# [Directions]
Produce a word-for-word copy of the listing below without its pictures.

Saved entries
##############################

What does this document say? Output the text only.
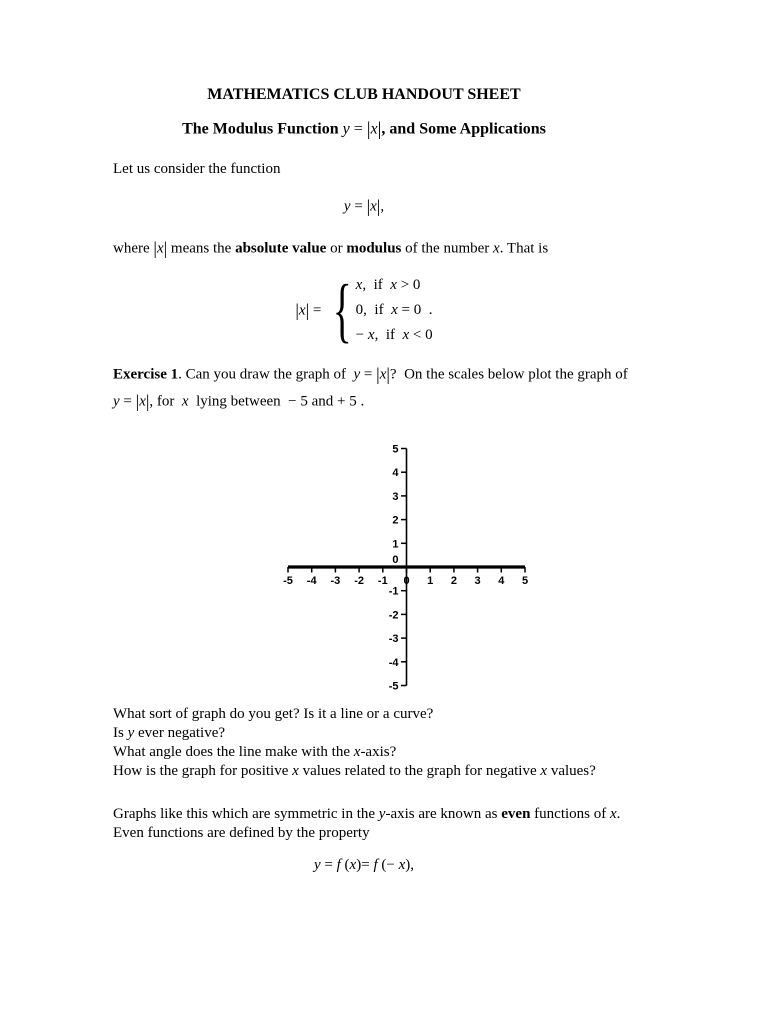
MATHEMATICS CLUB HANDOUT SHEET
The Modulus Function y = |x|, and Some Applications
Let us consider the function
y = |x|,
where |x| means the absolute value or modulus of the number x. That is
|x| = { x,  if  x > 0
0,  if  x = 0  .
− x,  if  x < 0
Exercise 1. Can you draw the graph of  y = |x|?  On the scales below plot the graph of
y = |x|, for  x  lying between  − 5 and + 5 .
-5 -4 -3 -2 -1 0 1 2 3 4 5
5
4
3
2
1
0
-1
-2
-3
-4
-5
What sort of graph do you get? Is it a line or a curve?
Is y ever negative?
What angle does the line make with the x-axis?
How is the graph for positive x values related to the graph for negative x values?
Graphs like this which are symmetric in the y-axis are known as even functions of x.
Even functions are defined by the property
y = f (x)= f (− x),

##############################

# [Problem solution]
What does this document say? Output the text only.
MATHEMATICS CLUB HANDOUT SHEET
The Modulus Function y = |x|, and Some Applications
Let us consider the function
y = |x|,
where |x| means the absolute value or modulus of the number x. That is
|x| = { x,  if  x > 0
0,  if  x = 0  .
− x,  if  x < 0
Exercise 1. Can you draw the graph of  y = |x|?  On the scales below plot the graph of
y = |x|, for  x  lying between  − 5 and + 5 .
-5 -4 -3 -2 -1 0 1 2 3 4 5
5
4
3
2
1
0
-1
-2
-3
-4
-5
What sort of graph do you get? Is it a line or a curve?
Is y ever negative?
What angle does the line make with the x-axis?
How is the graph for positive x values related to the graph for negative x values?
Graphs like this which are symmetric in the y-axis are known as even functions of x.
Even functions are defined by the property
y = f (x)= f (− x),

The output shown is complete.